> [GIVEN REQUEST]: Look through the data and write out every line with the word "Fresh" in it.
◆ ◆ ◆ ◆ ◆
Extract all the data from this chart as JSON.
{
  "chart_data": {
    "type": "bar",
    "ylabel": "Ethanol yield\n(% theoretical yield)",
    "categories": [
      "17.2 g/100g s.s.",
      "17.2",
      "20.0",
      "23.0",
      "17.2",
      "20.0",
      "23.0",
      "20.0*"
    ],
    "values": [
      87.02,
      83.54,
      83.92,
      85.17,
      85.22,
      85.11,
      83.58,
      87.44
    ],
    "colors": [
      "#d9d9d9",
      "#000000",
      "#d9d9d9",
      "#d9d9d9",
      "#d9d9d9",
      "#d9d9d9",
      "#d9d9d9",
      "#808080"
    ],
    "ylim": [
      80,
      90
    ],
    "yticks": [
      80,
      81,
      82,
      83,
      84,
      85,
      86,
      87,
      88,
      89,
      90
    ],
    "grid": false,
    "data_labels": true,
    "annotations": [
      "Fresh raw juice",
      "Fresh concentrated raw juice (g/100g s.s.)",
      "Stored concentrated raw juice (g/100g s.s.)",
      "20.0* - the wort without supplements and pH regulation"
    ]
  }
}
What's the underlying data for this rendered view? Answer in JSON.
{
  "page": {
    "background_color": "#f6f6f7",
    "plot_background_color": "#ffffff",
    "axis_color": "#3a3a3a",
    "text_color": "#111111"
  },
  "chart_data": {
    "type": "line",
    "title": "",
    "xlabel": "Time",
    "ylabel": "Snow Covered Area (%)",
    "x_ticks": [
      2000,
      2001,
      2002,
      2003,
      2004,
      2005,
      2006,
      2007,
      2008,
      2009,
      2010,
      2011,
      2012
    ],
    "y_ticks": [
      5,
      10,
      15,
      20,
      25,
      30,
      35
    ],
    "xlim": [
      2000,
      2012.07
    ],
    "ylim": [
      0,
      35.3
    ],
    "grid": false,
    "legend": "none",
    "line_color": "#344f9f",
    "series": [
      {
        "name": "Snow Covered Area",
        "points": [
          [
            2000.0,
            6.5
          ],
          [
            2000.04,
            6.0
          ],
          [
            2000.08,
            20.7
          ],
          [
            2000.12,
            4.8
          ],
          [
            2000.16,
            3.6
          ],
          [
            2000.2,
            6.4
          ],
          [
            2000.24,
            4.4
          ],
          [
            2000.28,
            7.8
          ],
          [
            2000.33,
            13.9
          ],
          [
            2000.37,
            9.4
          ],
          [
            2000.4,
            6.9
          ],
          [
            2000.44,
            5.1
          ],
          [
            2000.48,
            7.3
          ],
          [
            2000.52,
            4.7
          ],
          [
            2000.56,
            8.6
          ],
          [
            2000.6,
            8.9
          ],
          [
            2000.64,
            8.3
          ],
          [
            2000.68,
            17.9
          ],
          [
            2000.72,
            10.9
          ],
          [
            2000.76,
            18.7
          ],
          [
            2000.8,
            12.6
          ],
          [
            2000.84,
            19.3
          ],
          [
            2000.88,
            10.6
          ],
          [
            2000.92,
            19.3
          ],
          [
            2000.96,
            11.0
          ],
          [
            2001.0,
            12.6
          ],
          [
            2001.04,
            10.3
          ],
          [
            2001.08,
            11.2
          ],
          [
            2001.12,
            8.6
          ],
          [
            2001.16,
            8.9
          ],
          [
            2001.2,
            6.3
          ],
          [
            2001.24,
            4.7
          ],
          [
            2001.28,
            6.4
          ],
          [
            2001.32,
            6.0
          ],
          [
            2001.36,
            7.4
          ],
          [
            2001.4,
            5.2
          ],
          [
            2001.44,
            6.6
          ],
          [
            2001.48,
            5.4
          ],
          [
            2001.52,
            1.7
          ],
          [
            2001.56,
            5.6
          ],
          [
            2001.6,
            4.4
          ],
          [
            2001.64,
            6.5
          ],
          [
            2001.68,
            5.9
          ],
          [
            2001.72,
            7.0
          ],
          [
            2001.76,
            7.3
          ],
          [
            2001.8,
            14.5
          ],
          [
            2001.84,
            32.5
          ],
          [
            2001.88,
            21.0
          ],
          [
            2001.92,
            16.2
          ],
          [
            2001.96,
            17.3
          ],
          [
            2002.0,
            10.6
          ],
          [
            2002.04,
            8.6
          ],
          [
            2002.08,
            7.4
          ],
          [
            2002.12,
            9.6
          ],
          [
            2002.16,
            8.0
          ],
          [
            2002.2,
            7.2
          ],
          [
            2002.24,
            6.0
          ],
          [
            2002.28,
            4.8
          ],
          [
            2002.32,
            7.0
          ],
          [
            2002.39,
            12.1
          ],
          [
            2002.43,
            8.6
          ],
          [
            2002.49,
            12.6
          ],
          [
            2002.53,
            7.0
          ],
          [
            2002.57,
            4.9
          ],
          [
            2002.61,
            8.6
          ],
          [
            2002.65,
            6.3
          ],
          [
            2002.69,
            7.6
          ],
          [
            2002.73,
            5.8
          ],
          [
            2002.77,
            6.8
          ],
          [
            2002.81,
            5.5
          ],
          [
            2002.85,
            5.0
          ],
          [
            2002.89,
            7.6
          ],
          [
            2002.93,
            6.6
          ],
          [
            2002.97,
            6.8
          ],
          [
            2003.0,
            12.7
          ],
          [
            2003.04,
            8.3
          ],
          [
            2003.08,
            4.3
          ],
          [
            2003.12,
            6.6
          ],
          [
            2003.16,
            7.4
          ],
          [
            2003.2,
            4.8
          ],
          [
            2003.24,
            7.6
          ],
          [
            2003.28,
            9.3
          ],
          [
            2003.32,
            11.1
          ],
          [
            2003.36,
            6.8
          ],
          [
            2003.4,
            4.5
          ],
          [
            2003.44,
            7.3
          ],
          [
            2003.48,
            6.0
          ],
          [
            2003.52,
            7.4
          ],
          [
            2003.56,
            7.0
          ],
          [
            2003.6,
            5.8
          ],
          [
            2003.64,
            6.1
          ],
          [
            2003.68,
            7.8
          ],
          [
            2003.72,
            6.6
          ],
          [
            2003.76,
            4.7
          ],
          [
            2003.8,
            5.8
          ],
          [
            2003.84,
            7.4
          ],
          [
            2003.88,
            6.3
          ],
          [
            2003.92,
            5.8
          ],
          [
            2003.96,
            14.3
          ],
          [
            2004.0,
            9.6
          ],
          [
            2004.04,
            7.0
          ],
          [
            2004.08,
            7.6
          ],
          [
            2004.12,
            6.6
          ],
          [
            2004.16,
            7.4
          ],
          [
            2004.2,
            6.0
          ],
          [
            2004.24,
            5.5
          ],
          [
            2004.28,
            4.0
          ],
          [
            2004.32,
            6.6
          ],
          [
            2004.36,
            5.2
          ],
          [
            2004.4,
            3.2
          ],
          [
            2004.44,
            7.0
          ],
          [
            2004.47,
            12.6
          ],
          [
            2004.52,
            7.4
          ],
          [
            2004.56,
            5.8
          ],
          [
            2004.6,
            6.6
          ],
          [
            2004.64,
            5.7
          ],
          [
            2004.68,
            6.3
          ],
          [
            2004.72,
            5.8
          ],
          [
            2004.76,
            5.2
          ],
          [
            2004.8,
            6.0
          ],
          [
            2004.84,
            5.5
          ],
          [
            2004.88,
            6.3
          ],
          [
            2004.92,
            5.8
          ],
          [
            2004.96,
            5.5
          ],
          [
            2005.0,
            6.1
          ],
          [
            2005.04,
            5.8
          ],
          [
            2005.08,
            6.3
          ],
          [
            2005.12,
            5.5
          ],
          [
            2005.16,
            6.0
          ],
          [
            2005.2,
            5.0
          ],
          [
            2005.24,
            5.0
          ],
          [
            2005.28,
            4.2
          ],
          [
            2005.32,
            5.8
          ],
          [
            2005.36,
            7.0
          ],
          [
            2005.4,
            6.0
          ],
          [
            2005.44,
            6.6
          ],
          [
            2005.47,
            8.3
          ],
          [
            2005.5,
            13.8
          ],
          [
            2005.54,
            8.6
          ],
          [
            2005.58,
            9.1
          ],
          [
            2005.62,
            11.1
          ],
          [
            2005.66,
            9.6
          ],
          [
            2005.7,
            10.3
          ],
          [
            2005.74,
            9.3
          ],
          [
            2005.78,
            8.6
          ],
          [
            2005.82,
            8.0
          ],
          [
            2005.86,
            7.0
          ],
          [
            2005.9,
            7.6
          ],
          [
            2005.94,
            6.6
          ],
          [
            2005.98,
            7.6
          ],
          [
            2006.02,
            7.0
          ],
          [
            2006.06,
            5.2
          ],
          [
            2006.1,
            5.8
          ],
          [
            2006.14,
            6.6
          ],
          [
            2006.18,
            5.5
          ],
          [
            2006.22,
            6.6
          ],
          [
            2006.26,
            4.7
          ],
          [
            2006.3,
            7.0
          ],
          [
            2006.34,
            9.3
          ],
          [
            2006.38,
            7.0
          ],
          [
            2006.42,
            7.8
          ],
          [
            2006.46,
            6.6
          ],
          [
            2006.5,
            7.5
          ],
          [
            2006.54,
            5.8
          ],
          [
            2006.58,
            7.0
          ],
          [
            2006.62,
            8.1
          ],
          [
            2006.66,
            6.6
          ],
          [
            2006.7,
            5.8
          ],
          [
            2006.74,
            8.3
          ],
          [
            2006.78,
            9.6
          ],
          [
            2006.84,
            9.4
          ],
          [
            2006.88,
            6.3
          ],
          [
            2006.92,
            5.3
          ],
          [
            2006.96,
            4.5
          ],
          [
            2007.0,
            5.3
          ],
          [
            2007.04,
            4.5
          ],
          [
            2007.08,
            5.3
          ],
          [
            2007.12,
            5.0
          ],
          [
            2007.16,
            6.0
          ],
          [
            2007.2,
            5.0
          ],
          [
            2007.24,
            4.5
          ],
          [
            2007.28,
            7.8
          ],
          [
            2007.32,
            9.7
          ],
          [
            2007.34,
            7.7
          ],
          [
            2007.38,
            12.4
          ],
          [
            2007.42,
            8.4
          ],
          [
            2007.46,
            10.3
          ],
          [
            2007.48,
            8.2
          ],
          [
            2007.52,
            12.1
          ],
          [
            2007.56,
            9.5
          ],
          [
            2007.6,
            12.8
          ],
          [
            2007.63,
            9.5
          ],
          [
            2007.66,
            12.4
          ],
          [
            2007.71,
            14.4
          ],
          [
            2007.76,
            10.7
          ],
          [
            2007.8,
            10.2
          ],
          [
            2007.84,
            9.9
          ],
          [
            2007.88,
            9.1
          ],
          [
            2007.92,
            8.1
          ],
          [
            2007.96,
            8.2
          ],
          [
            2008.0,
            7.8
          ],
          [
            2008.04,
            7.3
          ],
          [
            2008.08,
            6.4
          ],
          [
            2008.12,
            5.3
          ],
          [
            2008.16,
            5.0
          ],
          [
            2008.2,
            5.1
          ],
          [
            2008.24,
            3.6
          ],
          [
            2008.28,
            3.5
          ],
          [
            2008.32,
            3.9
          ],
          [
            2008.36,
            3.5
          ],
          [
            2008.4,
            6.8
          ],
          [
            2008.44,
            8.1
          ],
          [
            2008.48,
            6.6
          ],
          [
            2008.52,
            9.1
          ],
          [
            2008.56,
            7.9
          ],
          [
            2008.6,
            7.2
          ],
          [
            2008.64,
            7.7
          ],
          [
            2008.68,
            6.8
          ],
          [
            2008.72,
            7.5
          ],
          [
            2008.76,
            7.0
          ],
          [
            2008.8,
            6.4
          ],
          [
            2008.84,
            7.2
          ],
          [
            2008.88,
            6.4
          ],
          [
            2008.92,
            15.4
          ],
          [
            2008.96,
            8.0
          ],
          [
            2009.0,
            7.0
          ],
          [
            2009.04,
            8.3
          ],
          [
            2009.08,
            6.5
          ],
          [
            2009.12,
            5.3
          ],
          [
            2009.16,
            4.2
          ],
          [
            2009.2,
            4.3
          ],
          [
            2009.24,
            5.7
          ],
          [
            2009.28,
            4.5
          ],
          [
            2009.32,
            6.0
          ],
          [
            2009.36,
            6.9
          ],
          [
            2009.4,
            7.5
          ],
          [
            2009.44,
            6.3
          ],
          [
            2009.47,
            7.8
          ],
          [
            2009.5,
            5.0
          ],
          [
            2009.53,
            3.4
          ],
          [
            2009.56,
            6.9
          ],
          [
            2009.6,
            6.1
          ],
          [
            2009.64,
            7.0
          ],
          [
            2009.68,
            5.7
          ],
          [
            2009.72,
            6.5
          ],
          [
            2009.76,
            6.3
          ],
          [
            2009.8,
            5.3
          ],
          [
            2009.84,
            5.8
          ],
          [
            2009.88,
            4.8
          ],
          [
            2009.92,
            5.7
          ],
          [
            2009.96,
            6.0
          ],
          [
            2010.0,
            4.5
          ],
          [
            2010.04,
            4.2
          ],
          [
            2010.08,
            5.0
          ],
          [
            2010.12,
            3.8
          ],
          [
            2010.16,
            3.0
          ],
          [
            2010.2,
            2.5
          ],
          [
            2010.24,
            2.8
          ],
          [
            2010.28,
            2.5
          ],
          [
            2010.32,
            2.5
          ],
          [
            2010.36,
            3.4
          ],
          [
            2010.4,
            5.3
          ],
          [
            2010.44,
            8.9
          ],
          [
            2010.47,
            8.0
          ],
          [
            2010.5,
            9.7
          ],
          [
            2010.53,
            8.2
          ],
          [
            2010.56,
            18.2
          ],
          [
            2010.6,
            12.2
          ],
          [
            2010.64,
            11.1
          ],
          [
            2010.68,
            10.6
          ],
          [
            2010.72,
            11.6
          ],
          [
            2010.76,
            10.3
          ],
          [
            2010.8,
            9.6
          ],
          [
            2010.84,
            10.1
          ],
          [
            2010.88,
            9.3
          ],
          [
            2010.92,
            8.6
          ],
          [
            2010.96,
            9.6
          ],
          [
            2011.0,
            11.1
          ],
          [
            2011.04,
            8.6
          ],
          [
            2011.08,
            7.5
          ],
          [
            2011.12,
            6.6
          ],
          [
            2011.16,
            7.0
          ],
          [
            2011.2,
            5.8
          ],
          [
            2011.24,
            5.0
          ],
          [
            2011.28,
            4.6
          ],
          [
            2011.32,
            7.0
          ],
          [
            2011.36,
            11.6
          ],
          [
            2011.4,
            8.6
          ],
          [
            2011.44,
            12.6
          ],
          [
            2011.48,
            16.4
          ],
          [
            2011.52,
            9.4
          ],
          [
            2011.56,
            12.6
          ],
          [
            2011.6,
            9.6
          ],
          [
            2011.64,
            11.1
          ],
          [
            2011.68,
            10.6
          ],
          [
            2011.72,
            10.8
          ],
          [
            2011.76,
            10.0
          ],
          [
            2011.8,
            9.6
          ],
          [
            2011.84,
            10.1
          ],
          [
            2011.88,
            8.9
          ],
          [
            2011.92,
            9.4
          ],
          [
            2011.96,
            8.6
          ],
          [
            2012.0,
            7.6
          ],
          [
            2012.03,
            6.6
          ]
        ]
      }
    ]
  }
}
◆ ◆ ◆ ◆ ◆
> [TASK OUTPUT]:
      "Fresh raw juice",
      "Fresh concentrated raw juice (g/100g s.s.)",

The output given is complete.